• [Action item] Reproduce the part of the Isabelle function tutorial diff starting at "Updated function tutorial." and ending at "handle the definition.", keeping every character unchanged.

• [Selected extract]
----------------
Updated function tutorial.
--- a/doc-src/IsarAdvanced/Functions/Thy/Functions.thy Fri May 30 09:17:44 2008 +0200
+++ b/doc-src/IsarAdvanced/Functions/Thy/Functions.thy Fri May 30 17:03:37 2008 +0200
@@ -123,7 +123,7 @@
The \cmd{fun} command provides a
convenient shorthand notation for simple function definitions. In
this mode, Isabelle tries to solve all the necessary proof obligations
- automatically. If a proof fails, the definition is
+ automatically. If any proof fails, the definition is
rejected. This can either mean that the definition is indeed faulty,
or that the default proof procedures are just not smart enough (or
rather: not designed) to handle the definition.
@@ -141,7 +141,7 @@
\hspace*{2ex}\vdots\vspace*{6pt}
\end{minipage}\right]
\quad\equiv\quad
-\left[\;\begin{minipage}{0.45\textwidth}\vspace{6pt}
+\left[\;\begin{minipage}{0.48\textwidth}\vspace{6pt}
\cmd{function} @{text "("}\cmd{sequential}@{text ") f :: \<tau>"}\\%
\cmd{where}\\%
\hspace*{2ex}{\it equations}\\%
@@ -211,7 +211,7 @@
We can use this expression as a measure function suitable to prove termination.
*}
-termination
+termination sum
apply (relation "measure (\<lambda>(i,N). N + 1 - i)")
txt {*
@@ -225,7 +225,7 @@
these are packed together into a tuple, as it happened in the above
example.
- The predefined function @{term_type "measure"} constructs a
+ The predefined function @{term[source] "measure :: ('a \<Rightarrow> nat) \<Rightarrow> ('a \<times> 'a) set"} constructs a
wellfounded relation from a mapping into the natural numbers (a
\emph{measure function}).
----------------
• [Record extracts]
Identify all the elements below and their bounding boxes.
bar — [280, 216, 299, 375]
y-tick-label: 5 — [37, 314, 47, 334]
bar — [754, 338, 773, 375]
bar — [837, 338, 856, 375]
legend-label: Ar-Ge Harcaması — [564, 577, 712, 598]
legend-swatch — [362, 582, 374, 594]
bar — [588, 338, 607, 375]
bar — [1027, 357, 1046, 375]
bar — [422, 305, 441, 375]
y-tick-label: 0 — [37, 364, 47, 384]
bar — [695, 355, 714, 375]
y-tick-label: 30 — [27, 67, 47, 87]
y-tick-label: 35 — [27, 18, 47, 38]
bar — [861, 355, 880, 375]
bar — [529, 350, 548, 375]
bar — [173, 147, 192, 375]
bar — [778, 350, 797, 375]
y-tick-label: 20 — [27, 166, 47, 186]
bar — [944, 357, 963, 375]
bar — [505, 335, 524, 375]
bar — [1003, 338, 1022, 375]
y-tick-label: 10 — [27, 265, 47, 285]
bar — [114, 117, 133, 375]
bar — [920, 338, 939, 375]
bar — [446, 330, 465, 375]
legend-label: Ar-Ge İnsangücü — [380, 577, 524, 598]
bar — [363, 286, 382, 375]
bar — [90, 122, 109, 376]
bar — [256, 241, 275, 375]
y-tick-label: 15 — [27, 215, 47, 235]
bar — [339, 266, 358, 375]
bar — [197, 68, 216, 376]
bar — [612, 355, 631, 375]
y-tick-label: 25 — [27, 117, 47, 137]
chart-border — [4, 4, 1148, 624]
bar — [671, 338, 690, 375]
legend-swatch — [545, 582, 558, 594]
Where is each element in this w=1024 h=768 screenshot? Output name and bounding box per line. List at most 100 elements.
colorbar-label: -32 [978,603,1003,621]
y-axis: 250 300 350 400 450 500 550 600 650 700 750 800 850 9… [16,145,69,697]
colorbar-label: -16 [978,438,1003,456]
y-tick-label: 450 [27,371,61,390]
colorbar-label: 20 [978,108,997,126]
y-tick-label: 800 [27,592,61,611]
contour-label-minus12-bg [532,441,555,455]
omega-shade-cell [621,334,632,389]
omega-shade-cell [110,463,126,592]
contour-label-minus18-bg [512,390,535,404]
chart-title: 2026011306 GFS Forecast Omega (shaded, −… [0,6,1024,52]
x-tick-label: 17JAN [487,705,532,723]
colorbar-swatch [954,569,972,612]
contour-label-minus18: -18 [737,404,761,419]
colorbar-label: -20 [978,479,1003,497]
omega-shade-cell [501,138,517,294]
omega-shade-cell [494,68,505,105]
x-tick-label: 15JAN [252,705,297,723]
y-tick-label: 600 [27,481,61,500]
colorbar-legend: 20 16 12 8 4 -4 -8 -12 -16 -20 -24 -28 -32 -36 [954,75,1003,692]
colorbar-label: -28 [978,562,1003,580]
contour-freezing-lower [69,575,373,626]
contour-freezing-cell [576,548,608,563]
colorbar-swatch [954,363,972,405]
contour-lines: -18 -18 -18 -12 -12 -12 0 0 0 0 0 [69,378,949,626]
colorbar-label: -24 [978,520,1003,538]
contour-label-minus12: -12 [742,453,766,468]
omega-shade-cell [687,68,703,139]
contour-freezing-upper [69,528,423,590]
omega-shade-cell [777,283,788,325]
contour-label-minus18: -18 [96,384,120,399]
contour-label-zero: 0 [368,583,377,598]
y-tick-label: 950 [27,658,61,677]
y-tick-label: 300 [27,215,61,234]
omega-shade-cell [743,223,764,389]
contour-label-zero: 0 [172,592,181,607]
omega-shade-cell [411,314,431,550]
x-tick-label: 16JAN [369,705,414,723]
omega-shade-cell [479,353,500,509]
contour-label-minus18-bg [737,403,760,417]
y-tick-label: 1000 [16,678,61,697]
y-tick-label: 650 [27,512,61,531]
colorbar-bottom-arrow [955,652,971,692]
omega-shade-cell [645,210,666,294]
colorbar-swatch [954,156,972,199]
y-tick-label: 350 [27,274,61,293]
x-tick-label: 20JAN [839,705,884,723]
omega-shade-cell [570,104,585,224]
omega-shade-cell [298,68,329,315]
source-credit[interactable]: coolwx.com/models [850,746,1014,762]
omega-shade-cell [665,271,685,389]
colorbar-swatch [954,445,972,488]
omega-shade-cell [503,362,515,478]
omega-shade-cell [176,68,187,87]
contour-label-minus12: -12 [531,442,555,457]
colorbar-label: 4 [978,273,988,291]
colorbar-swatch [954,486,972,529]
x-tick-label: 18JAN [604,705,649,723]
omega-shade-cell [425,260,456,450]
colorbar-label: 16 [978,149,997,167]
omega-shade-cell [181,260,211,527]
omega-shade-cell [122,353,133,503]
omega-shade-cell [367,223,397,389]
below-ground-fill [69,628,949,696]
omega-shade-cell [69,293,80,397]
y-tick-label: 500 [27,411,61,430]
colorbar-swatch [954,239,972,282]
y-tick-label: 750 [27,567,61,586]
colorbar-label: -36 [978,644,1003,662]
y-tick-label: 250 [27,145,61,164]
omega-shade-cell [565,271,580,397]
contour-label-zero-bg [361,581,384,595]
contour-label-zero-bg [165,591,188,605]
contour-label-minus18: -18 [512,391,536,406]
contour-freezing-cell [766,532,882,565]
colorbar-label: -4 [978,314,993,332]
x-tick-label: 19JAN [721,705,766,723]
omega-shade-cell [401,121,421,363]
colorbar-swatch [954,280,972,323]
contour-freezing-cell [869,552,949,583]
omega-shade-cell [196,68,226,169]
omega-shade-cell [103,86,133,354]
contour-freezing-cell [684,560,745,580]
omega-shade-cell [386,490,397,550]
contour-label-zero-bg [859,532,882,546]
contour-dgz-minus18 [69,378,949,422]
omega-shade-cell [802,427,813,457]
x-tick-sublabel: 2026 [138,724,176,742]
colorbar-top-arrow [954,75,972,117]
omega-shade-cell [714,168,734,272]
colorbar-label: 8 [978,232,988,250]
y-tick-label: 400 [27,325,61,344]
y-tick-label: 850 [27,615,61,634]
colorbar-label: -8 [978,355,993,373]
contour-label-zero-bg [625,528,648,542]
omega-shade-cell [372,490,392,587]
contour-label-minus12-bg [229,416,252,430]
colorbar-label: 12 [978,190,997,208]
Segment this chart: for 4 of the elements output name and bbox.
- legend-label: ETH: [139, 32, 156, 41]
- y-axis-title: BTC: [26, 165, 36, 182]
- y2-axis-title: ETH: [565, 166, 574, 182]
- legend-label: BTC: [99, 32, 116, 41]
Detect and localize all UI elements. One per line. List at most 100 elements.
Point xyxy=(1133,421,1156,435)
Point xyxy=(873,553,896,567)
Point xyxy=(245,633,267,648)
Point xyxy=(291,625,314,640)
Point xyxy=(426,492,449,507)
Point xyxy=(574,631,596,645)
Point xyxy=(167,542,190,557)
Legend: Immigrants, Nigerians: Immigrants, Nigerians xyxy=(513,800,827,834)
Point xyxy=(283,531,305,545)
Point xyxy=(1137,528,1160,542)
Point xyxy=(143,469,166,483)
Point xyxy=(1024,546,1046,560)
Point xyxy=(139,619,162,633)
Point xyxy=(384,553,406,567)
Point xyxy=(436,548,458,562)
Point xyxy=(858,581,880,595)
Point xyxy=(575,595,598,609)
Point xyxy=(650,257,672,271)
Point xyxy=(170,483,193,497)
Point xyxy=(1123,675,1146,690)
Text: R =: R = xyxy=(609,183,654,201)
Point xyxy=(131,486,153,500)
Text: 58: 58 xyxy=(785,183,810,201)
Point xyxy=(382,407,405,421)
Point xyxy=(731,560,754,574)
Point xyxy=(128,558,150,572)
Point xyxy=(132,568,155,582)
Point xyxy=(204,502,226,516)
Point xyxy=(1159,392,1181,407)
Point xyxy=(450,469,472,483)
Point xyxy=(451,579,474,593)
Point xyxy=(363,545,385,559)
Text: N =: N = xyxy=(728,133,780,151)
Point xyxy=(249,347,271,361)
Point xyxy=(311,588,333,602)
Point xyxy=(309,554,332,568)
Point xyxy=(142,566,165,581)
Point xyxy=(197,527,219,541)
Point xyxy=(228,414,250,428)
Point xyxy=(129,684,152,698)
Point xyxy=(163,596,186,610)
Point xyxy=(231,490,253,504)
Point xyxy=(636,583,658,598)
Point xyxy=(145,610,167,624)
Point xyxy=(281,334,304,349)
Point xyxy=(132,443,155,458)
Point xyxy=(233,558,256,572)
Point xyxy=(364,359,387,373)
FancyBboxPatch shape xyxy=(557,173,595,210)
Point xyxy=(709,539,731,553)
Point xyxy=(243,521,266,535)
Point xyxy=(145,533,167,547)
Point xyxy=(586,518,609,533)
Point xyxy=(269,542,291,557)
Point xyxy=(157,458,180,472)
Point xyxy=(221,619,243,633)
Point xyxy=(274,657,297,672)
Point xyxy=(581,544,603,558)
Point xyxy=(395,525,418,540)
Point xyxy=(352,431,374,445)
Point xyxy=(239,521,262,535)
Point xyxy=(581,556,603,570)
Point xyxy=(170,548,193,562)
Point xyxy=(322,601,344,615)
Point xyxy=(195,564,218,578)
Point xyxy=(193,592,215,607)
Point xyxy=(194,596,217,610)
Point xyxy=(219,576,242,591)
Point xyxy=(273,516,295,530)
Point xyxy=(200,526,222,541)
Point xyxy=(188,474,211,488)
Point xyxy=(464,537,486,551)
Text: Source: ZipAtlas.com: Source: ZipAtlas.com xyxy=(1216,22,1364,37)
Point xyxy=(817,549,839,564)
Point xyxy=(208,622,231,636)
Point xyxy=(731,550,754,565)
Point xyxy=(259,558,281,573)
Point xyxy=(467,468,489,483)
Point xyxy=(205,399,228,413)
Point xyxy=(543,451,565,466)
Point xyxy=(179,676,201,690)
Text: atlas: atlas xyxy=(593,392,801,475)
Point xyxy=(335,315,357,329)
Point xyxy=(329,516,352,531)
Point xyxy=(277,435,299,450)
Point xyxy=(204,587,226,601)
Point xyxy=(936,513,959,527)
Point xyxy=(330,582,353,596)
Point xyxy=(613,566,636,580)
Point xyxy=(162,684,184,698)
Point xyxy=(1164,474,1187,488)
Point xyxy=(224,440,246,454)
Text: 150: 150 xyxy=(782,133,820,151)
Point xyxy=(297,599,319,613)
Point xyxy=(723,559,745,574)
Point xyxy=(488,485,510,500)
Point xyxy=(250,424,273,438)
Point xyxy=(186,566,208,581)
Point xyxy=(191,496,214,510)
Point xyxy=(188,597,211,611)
----------------
• [Exercise solution]
Updated function tutorial.
--- a/doc-src/IsarAdvanced/Functions/Thy/Functions.thy Fri May 30 09:17:44 2008 +0200
+++ b/doc-src/IsarAdvanced/Functions/Thy/Functions.thy Fri May 30 17:03:37 2008 +0200
@@ -123,7 +123,7 @@
The \cmd{fun} command provides a
convenient shorthand notation for simple function definitions. In
this mode, Isabelle tries to solve all the necessary proof obligations
- automatically. If a proof fails, the definition is
+ automatically. If any proof fails, the definition is
rejected. This can either mean that the definition is indeed faulty,
or that the default proof procedures are just not smart enough (or
rather: not designed) to handle the definition.